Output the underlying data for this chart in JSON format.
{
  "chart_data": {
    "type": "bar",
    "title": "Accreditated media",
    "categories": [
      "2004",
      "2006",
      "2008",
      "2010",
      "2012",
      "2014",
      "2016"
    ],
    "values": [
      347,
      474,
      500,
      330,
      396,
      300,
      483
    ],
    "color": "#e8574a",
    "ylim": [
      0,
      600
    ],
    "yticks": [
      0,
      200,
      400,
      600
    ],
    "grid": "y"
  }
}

=======

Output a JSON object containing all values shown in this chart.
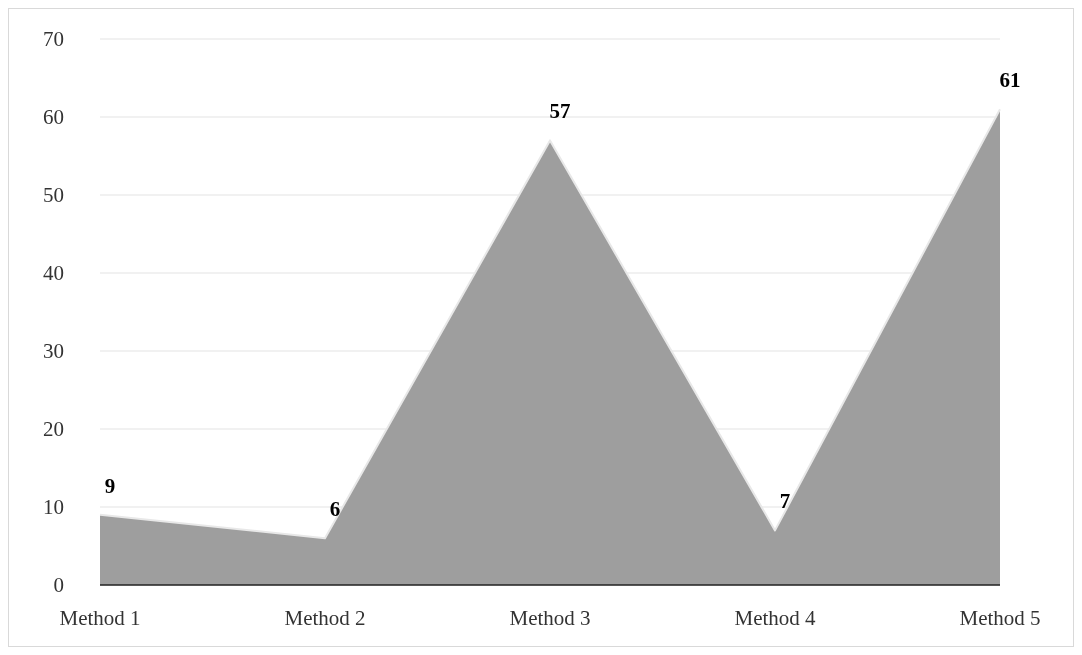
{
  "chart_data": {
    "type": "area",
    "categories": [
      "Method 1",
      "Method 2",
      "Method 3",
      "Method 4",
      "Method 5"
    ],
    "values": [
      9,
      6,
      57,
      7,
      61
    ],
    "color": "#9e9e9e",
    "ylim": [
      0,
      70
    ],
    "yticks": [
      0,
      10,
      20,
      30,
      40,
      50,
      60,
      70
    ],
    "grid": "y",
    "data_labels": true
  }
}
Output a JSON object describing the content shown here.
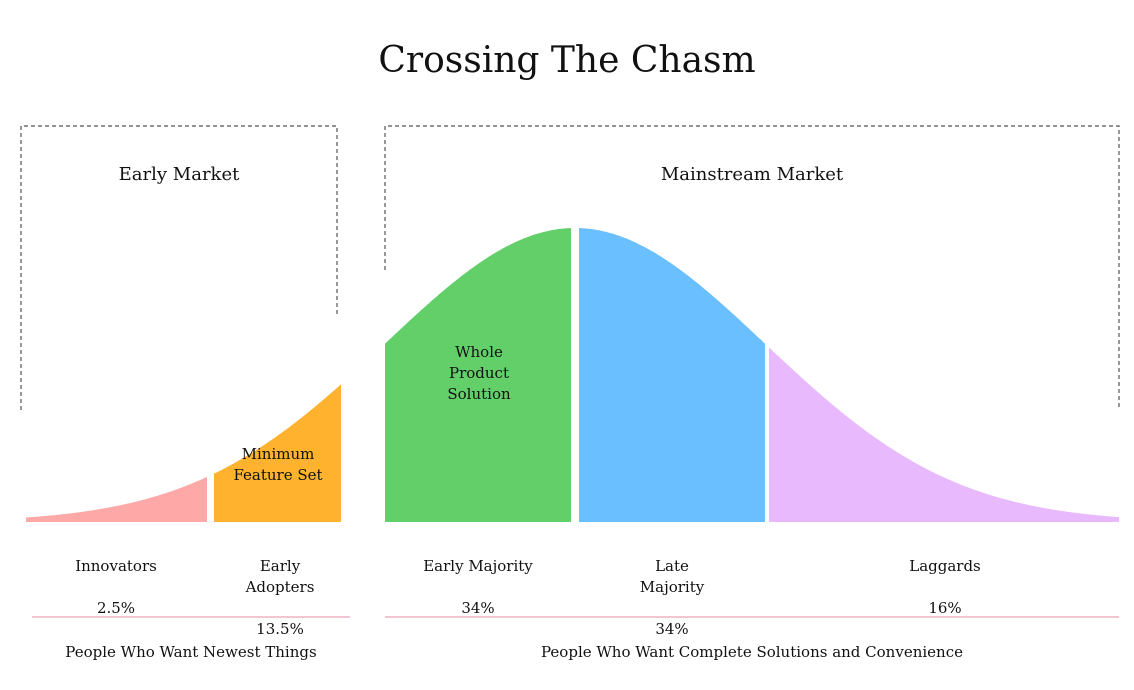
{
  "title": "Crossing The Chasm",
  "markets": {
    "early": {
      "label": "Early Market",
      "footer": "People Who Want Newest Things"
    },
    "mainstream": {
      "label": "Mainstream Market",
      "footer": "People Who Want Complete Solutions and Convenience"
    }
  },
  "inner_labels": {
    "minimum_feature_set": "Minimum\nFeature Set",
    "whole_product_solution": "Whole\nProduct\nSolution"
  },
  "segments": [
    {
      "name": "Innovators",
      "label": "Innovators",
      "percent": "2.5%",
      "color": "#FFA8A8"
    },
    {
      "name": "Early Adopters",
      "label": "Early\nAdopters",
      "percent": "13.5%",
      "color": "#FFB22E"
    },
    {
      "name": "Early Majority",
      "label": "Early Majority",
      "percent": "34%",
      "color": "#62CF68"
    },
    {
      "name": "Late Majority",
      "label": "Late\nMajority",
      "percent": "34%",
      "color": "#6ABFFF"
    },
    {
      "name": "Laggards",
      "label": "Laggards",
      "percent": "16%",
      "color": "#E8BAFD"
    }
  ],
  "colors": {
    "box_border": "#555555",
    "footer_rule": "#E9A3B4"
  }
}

=======

## What you should do
Pull out every line above that holds the word "People".

## Written solution
      "footer": "People Who Want Newest Things"
      "footer": "People Who Want Complete Solutions and Convenience"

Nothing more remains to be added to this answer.